Exercise
Each entry needs to be retyped exactly, with nothing added or dropped.

Exercise inputs
-------

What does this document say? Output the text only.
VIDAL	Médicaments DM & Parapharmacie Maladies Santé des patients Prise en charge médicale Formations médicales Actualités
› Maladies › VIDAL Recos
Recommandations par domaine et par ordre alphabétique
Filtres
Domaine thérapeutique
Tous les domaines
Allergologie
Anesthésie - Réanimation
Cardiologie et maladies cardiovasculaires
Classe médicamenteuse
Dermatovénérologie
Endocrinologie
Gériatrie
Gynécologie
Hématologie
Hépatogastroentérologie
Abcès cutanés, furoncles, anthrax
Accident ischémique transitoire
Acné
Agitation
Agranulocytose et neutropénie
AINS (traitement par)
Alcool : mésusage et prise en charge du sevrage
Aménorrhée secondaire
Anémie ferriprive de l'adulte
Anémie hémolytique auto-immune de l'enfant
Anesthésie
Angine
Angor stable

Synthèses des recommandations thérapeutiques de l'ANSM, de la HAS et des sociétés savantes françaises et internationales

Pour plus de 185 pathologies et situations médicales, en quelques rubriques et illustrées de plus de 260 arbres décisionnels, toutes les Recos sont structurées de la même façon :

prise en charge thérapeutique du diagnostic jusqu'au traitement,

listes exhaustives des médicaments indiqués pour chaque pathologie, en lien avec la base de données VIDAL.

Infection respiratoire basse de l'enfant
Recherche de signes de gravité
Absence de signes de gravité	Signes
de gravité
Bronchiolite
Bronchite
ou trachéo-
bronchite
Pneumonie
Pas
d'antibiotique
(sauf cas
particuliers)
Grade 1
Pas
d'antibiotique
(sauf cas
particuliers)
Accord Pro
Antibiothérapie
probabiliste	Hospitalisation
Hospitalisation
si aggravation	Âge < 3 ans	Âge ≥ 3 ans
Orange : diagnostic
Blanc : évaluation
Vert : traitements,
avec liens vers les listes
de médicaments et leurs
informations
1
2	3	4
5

-------

Exercise solution
What does this document say? Output the text only.
VIDAL	Médicaments DM & Parapharmacie Maladies Santé des patients Prise en charge médicale Formations médicales Actualités
› Maladies › VIDAL Recos
Recommandations par domaine et par ordre alphabétique
Filtres
Domaine thérapeutique
Tous les domaines
Allergologie
Anesthésie - Réanimation
Cardiologie et maladies cardiovasculaires
Classe médicamenteuse
Dermatovénérologie
Endocrinologie
Gériatrie
Gynécologie
Hématologie
Hépatogastroentérologie
Abcès cutanés, furoncles, anthrax
Accident ischémique transitoire
Acné
Agitation
Agranulocytose et neutropénie
AINS (traitement par)
Alcool : mésusage et prise en charge du sevrage
Aménorrhée secondaire
Anémie ferriprive de l'adulte
Anémie hémolytique auto-immune de l'enfant
Anesthésie
Angine
Angor stable

Synthèses des recommandations thérapeutiques de l'ANSM, de la HAS et des sociétés savantes françaises et internationales

Pour plus de 185 pathologies et situations médicales, en quelques rubriques et illustrées de plus de 260 arbres décisionnels, toutes les Recos sont structurées de la même façon :

prise en charge thérapeutique du diagnostic jusqu'au traitement,

listes exhaustives des médicaments indiqués pour chaque pathologie, en lien avec la base de données VIDAL.

Infection respiratoire basse de l'enfant
Recherche de signes de gravité
Absence de signes de gravité	Signes
de gravité
Bronchiolite
Bronchite
ou trachéo-
bronchite
Pneumonie
Pas
d'antibiotique
(sauf cas
particuliers)
Grade 1
Pas
d'antibiotique
(sauf cas
particuliers)
Accord Pro
Antibiothérapie
probabiliste	Hospitalisation
Hospitalisation
si aggravation	Âge < 3 ans	Âge ≥ 3 ans
Orange : diagnostic
Blanc : évaluation
Vert : traitements,
avec liens vers les listes
de médicaments et leurs
informations
1
2	3	4
5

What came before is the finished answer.